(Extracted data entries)
==================================================

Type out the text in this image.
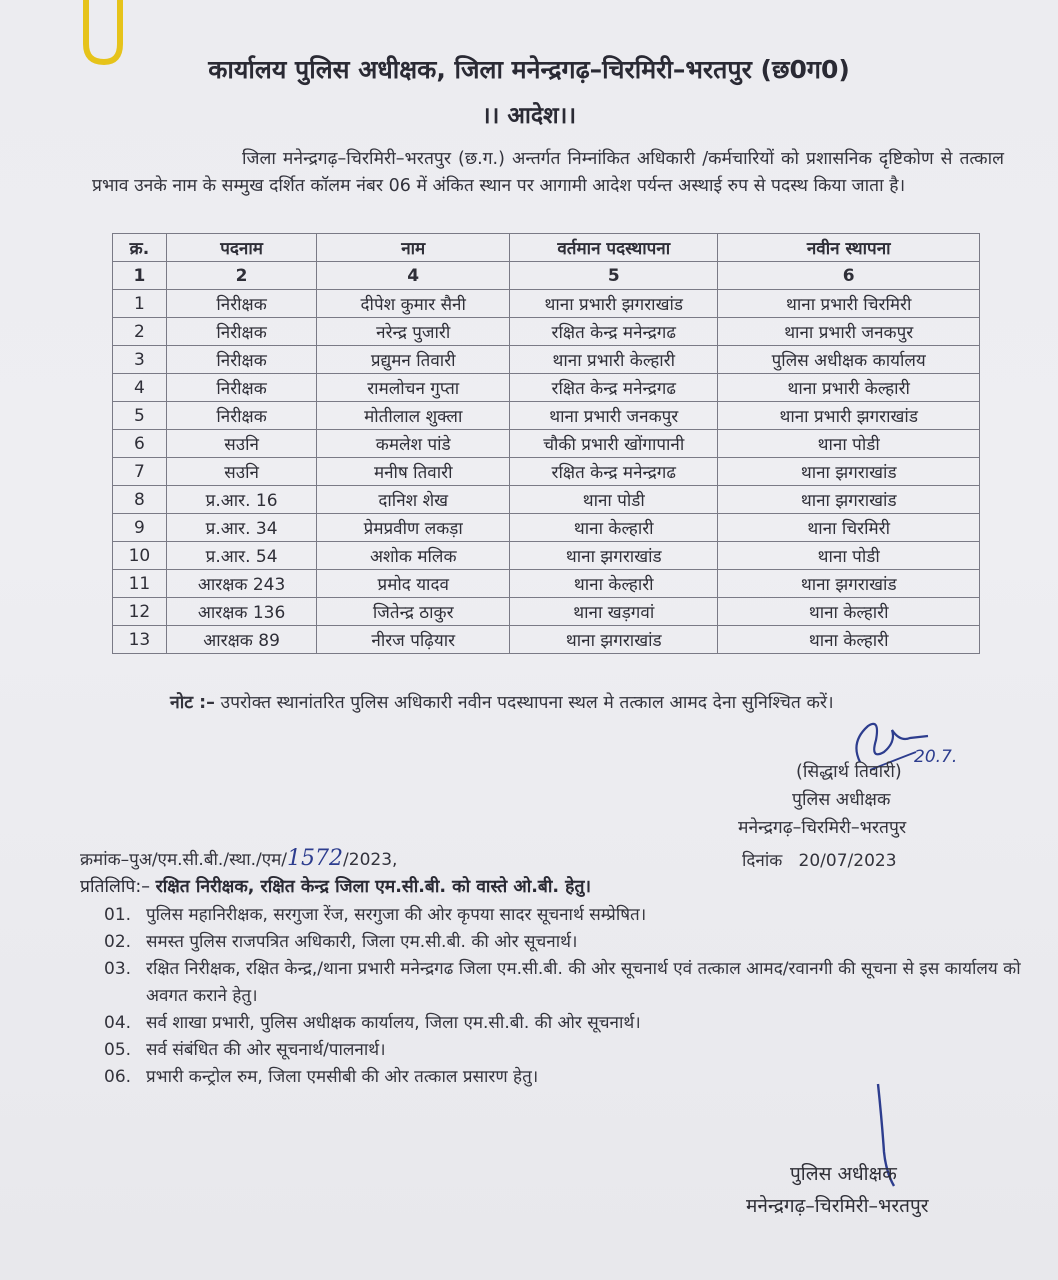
कार्यालय पुलिस अधीक्षक, जिला मनेन्द्रगढ़–चिरमिरी–भरतपुर (छ0ग0)
।। आदेश।।

जिला मनेन्द्रगढ़–चिरमिरी–भरतपुर (छ.ग.) अन्तर्गत निम्नांकित अधिकारी /कर्मचारियों को प्रशासनिक दृष्टिकोण से तत्काल प्रभाव उनके नाम के सम्मुख दर्शित कॉलम नंबर 06 में अंकित स्थान पर आगामी आदेश पर्यन्त अस्थाई रुप से पदस्थ किया जाता है।

क्र.	पदनाम	नाम	वर्तमान पदस्थापना	नवीन स्थापना
1	2	4	5	6
1	निरीक्षक	दीपेश कुमार सैनी	थाना प्रभारी झगराखांड	थाना प्रभारी चिरमिरी
2	निरीक्षक	नरेन्द्र पुजारी	रक्षित केन्द्र मनेन्द्रगढ	थाना प्रभारी जनकपुर
3	निरीक्षक	प्रद्युमन तिवारी	थाना प्रभारी केल्हारी	पुलिस अधीक्षक कार्यालय
4	निरीक्षक	रामलोचन गुप्ता	रक्षित केन्द्र मनेन्द्रगढ	थाना प्रभारी केल्हारी
5	निरीक्षक	मोतीलाल शुक्ला	थाना प्रभारी जनकपुर	थाना प्रभारी झगराखांड
6	सउनि	कमलेश पांडे	चौकी प्रभारी खोंगापानी	थाना पोडी
7	सउनि	मनीष तिवारी	रक्षित केन्द्र मनेन्द्रगढ	थाना झगराखांड
8	प्र.आर. 16	दानिश शेख	थाना पोडी	थाना झगराखांड
9	प्र.आर. 34	प्रेमप्रवीण लकड़ा	थाना केल्हारी	थाना चिरमिरी
10	प्र.आर. 54	अशोक मलिक	थाना झगराखांड	थाना पोडी
11	आरक्षक 243	प्रमोद यादव	थाना केल्हारी	थाना झगराखांड
12	आरक्षक 136	जितेन्द्र ठाकुर	थाना खड़गवां	थाना केल्हारी
13	आरक्षक 89	नीरज पढ़ियार	थाना झगराखांड	थाना केल्हारी

नोट :– उपरोक्त स्थानांतरित पुलिस अधिकारी नवीन पदस्थापना स्थल मे तत्काल आमद देना सुनिश्चित करें।

20.7.
(सिद्धार्थ तिवारी)
पुलिस अधीक्षक
मनेन्द्रगढ़–चिरमिरी–भरतपुर
क्रमांक–पुअ/एम.सी.बी./स्था./एम/1572/2023,	दिनांक 20/07/2023
प्रतिलिपि:– रक्षित निरीक्षक, रक्षित केन्द्र जिला एम.सी.बी. को वास्ते ओ.बी. हेतु।
01. पुलिस महानिरीक्षक, सरगुजा रेंज, सरगुजा की ओर कृपया सादर सूचनार्थ सम्प्रेषित।
02. समस्त पुलिस राजपत्रित अधिकारी, जिला एम.सी.बी. की ओर सूचनार्थ।
03. रक्षित निरीक्षक, रक्षित केन्द्र,/थाना प्रभारी मनेन्द्रगढ जिला एम.सी.बी. की ओर सूचनार्थ एवं तत्काल आमद/रवानगी की सूचना से इस कार्यालय को अवगत कराने हेतु।
04. सर्व शाखा प्रभारी, पुलिस अधीक्षक कार्यालय, जिला एम.सी.बी. की ओर सूचनार्थ।
05. सर्व संबंधित की ओर सूचनार्थ/पालनार्थ।
06. प्रभारी कन्ट्रोल रुम, जिला एमसीबी की ओर तत्काल प्रसारण हेतु।
पुलिस अधीक्षक
मनेन्द्रगढ़–चिरमिरी–भरतपुर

==================================================

Objective →
Retype each record exactly as it stands, but do not include the pictures.

Full solution →
Type out the text in this image.
कार्यालय पुलिस अधीक्षक, जिला मनेन्द्रगढ़–चिरमिरी–भरतपुर (छ0ग0)
।। आदेश।।

जिला मनेन्द्रगढ़–चिरमिरी–भरतपुर (छ.ग.) अन्तर्गत निम्नांकित अधिकारी /कर्मचारियों को प्रशासनिक दृष्टिकोण से तत्काल प्रभाव उनके नाम के सम्मुख दर्शित कॉलम नंबर 06 में अंकित स्थान पर आगामी आदेश पर्यन्त अस्थाई रुप से पदस्थ किया जाता है।

क्र.	पदनाम	नाम	वर्तमान पदस्थापना	नवीन स्थापना
1	2	4	5	6
1	निरीक्षक	दीपेश कुमार सैनी	थाना प्रभारी झगराखांड	थाना प्रभारी चिरमिरी
2	निरीक्षक	नरेन्द्र पुजारी	रक्षित केन्द्र मनेन्द्रगढ	थाना प्रभारी जनकपुर
3	निरीक्षक	प्रद्युमन तिवारी	थाना प्रभारी केल्हारी	पुलिस अधीक्षक कार्यालय
4	निरीक्षक	रामलोचन गुप्ता	रक्षित केन्द्र मनेन्द्रगढ	थाना प्रभारी केल्हारी
5	निरीक्षक	मोतीलाल शुक्ला	थाना प्रभारी जनकपुर	थाना प्रभारी झगराखांड
6	सउनि	कमलेश पांडे	चौकी प्रभारी खोंगापानी	थाना पोडी
7	सउनि	मनीष तिवारी	रक्षित केन्द्र मनेन्द्रगढ	थाना झगराखांड
8	प्र.आर. 16	दानिश शेख	थाना पोडी	थाना झगराखांड
9	प्र.आर. 34	प्रेमप्रवीण लकड़ा	थाना केल्हारी	थाना चिरमिरी
10	प्र.आर. 54	अशोक मलिक	थाना झगराखांड	थाना पोडी
11	आरक्षक 243	प्रमोद यादव	थाना केल्हारी	थाना झगराखांड
12	आरक्षक 136	जितेन्द्र ठाकुर	थाना खड़गवां	थाना केल्हारी
13	आरक्षक 89	नीरज पढ़ियार	थाना झगराखांड	थाना केल्हारी

नोट :– उपरोक्त स्थानांतरित पुलिस अधिकारी नवीन पदस्थापना स्थल मे तत्काल आमद देना सुनिश्चित करें।

20.7.
(सिद्धार्थ तिवारी)
पुलिस अधीक्षक
मनेन्द्रगढ़–चिरमिरी–भरतपुर
क्रमांक–पुअ/एम.सी.बी./स्था./एम/1572/2023,	दिनांक 20/07/2023
प्रतिलिपि:– रक्षित निरीक्षक, रक्षित केन्द्र जिला एम.सी.बी. को वास्ते ओ.बी. हेतु।
01. पुलिस महानिरीक्षक, सरगुजा रेंज, सरगुजा की ओर कृपया सादर सूचनार्थ सम्प्रेषित।
02. समस्त पुलिस राजपत्रित अधिकारी, जिला एम.सी.बी. की ओर सूचनार्थ।
03. रक्षित निरीक्षक, रक्षित केन्द्र,/थाना प्रभारी मनेन्द्रगढ जिला एम.सी.बी. की ओर सूचनार्थ एवं तत्काल आमद/रवानगी की सूचना से इस कार्यालय को अवगत कराने हेतु।
04. सर्व शाखा प्रभारी, पुलिस अधीक्षक कार्यालय, जिला एम.सी.बी. की ओर सूचनार्थ।
05. सर्व संबंधित की ओर सूचनार्थ/पालनार्थ।
06. प्रभारी कन्ट्रोल रुम, जिला एमसीबी की ओर तत्काल प्रसारण हेतु।
पुलिस अधीक्षक
मनेन्द्रगढ़–चिरमिरी–भरतपुर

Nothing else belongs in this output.